__TREŚĆ ZADANIA__:
Przepisz z materiału wiersze od tego, który zawiera „Give bounding boxes”, do tego, który zawiera „y-tick-label: 60 (121, 420, 141, 433)” (oba włącznie), zamieniając „annotation” na „adnotacja” i nie zmieniając niczego więcej. Obrazy pomiń w odpowiedzi.

__MATERIAŁ ŹRÓDŁOWY__:

__________

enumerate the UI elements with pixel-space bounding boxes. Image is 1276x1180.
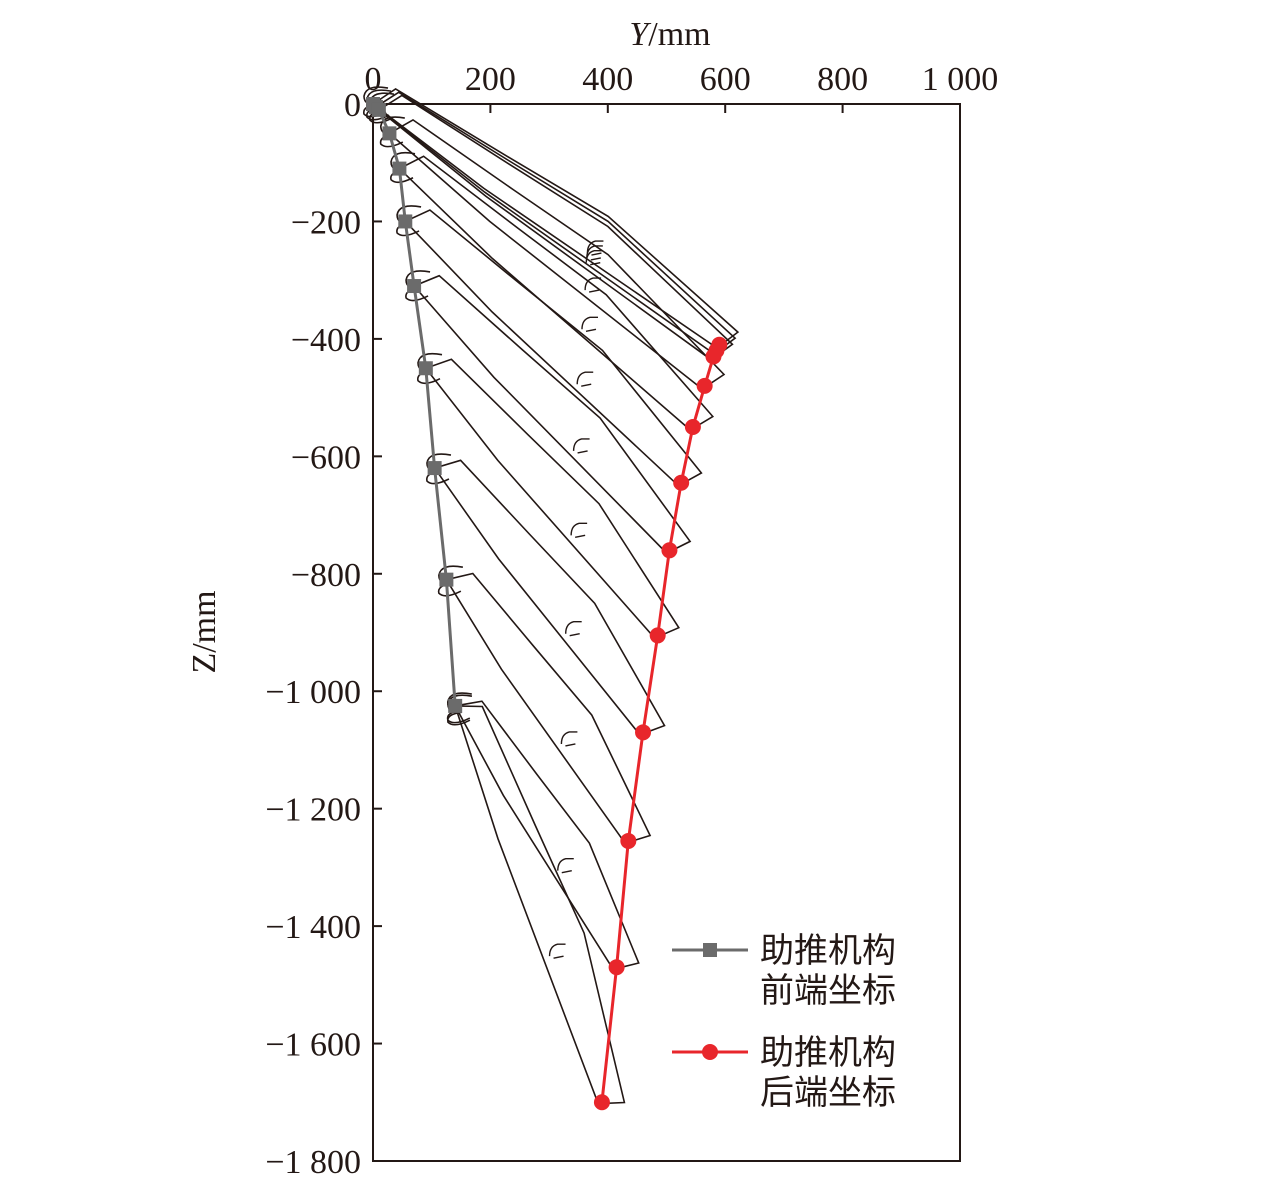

__________

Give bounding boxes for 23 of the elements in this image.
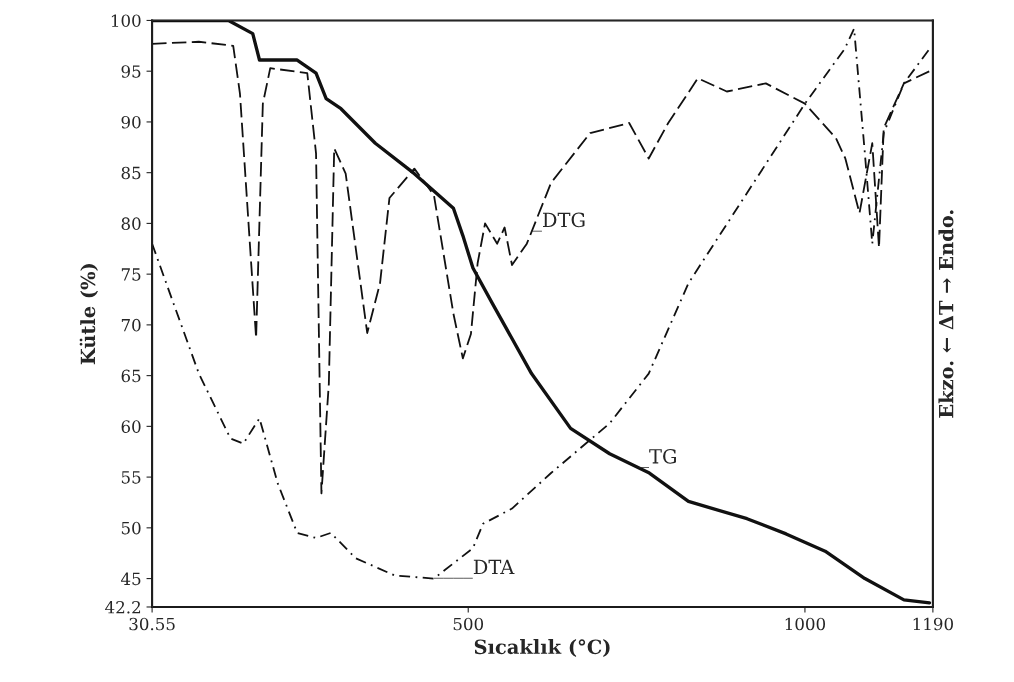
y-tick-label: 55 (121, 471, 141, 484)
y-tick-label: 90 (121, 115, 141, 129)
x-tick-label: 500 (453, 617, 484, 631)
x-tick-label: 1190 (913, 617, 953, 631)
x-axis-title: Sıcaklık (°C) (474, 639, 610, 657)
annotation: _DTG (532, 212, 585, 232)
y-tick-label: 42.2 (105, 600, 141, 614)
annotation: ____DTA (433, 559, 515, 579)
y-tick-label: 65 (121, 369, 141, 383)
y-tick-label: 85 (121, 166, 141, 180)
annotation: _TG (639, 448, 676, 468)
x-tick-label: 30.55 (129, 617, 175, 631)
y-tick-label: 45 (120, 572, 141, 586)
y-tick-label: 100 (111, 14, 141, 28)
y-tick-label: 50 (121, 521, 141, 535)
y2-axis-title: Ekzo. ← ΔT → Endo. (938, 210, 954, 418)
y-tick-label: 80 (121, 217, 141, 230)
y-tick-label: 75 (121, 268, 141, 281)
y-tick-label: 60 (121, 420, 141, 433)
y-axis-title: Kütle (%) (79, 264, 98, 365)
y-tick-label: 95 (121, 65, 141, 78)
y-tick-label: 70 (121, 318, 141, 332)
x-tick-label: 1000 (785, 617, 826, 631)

__________

__ROZWIĄZANIE__:
Give bounding boxes for 23 of the elements in this image.
y-tick-label: 55 (121, 471, 141, 484)
y-tick-label: 90 (121, 115, 141, 129)
x-tick-label: 500 (453, 617, 484, 631)
x-tick-label: 1190 (913, 617, 953, 631)
x-axis-title: Sıcaklık (°C) (474, 639, 610, 657)
adnotacja: _DTG (532, 212, 585, 232)
y-tick-label: 42.2 (105, 600, 141, 614)
adnotacja: ____DTA (433, 559, 515, 579)
y-tick-label: 65 (121, 369, 141, 383)
y-tick-label: 85 (121, 166, 141, 180)
adnotacja: _TG (639, 448, 676, 468)
x-tick-label: 30.55 (129, 617, 175, 631)
y-tick-label: 45 (120, 572, 141, 586)
y-tick-label: 100 (111, 14, 141, 28)
y-tick-label: 50 (121, 521, 141, 535)
y2-axis-title: Ekzo. ← ΔT → Endo. (938, 210, 954, 418)
y-tick-label: 80 (121, 217, 141, 230)
y-tick-label: 75 (121, 268, 141, 281)
y-tick-label: 60 (121, 420, 141, 433)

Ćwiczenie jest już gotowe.